(Data extracted from a collection)
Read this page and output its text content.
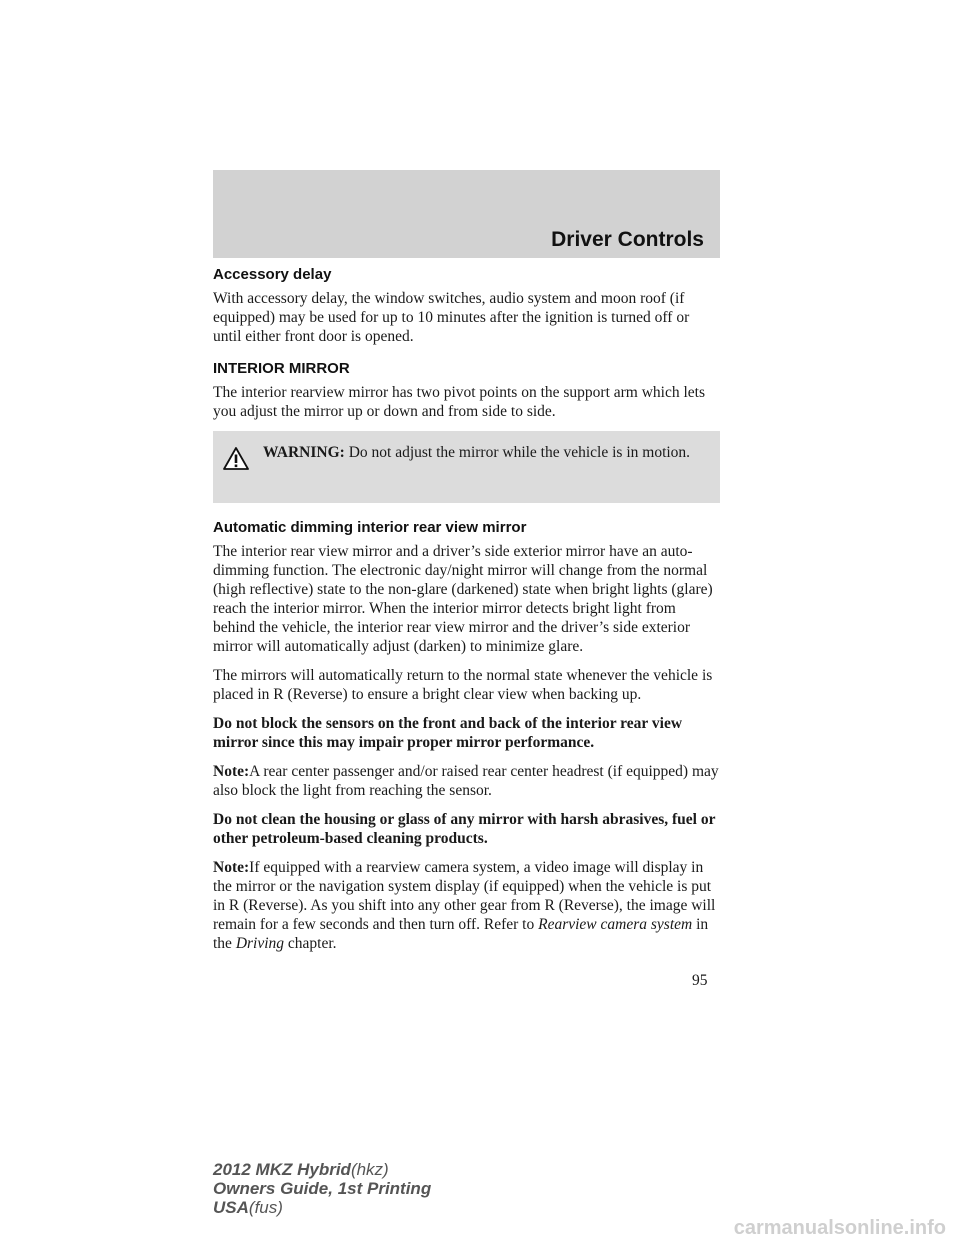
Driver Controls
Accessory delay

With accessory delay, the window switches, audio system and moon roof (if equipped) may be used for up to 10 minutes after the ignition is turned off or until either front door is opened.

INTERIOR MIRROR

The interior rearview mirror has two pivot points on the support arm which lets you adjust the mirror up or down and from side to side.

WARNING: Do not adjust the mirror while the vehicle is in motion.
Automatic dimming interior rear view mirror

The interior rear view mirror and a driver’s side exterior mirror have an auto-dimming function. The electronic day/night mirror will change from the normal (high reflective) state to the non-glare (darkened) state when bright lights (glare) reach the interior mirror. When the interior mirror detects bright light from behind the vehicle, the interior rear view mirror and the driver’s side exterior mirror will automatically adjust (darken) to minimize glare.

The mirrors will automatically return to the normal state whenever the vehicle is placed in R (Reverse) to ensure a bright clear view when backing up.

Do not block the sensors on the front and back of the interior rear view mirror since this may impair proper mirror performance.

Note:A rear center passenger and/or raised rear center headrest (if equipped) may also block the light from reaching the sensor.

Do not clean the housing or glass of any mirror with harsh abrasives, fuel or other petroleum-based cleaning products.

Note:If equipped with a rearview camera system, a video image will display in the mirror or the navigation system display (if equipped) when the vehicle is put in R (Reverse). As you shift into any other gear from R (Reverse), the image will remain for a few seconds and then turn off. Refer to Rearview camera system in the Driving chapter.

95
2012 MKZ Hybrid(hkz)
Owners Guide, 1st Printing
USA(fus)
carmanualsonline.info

▸ **STATED TASK**: Repeat all of the entries word for word, but omit the pictures.

▸ **COMPLETE OUTPUT**:
Read this page and output its text content.
Driver Controls
Accessory delay

With accessory delay, the window switches, audio system and moon roof (if equipped) may be used for up to 10 minutes after the ignition is turned off or until either front door is opened.

INTERIOR MIRROR

The interior rearview mirror has two pivot points on the support arm which lets you adjust the mirror up or down and from side to side.

WARNING: Do not adjust the mirror while the vehicle is in motion.
Automatic dimming interior rear view mirror

The interior rear view mirror and a driver’s side exterior mirror have an auto-dimming function. The electronic day/night mirror will change from the normal (high reflective) state to the non-glare (darkened) state when bright lights (glare) reach the interior mirror. When the interior mirror detects bright light from behind the vehicle, the interior rear view mirror and the driver’s side exterior mirror will automatically adjust (darken) to minimize glare.

The mirrors will automatically return to the normal state whenever the vehicle is placed in R (Reverse) to ensure a bright clear view when backing up.

Do not block the sensors on the front and back of the interior rear view mirror since this may impair proper mirror performance.

Note:A rear center passenger and/or raised rear center headrest (if equipped) may also block the light from reaching the sensor.

Do not clean the housing or glass of any mirror with harsh abrasives, fuel or other petroleum-based cleaning products.

Note:If equipped with a rearview camera system, a video image will display in the mirror or the navigation system display (if equipped) when the vehicle is put in R (Reverse). As you shift into any other gear from R (Reverse), the image will remain for a few seconds and then turn off. Refer to Rearview camera system in the Driving chapter.

95
2012 MKZ Hybrid(hkz)
Owners Guide, 1st Printing
USA(fus)
carmanualsonline.info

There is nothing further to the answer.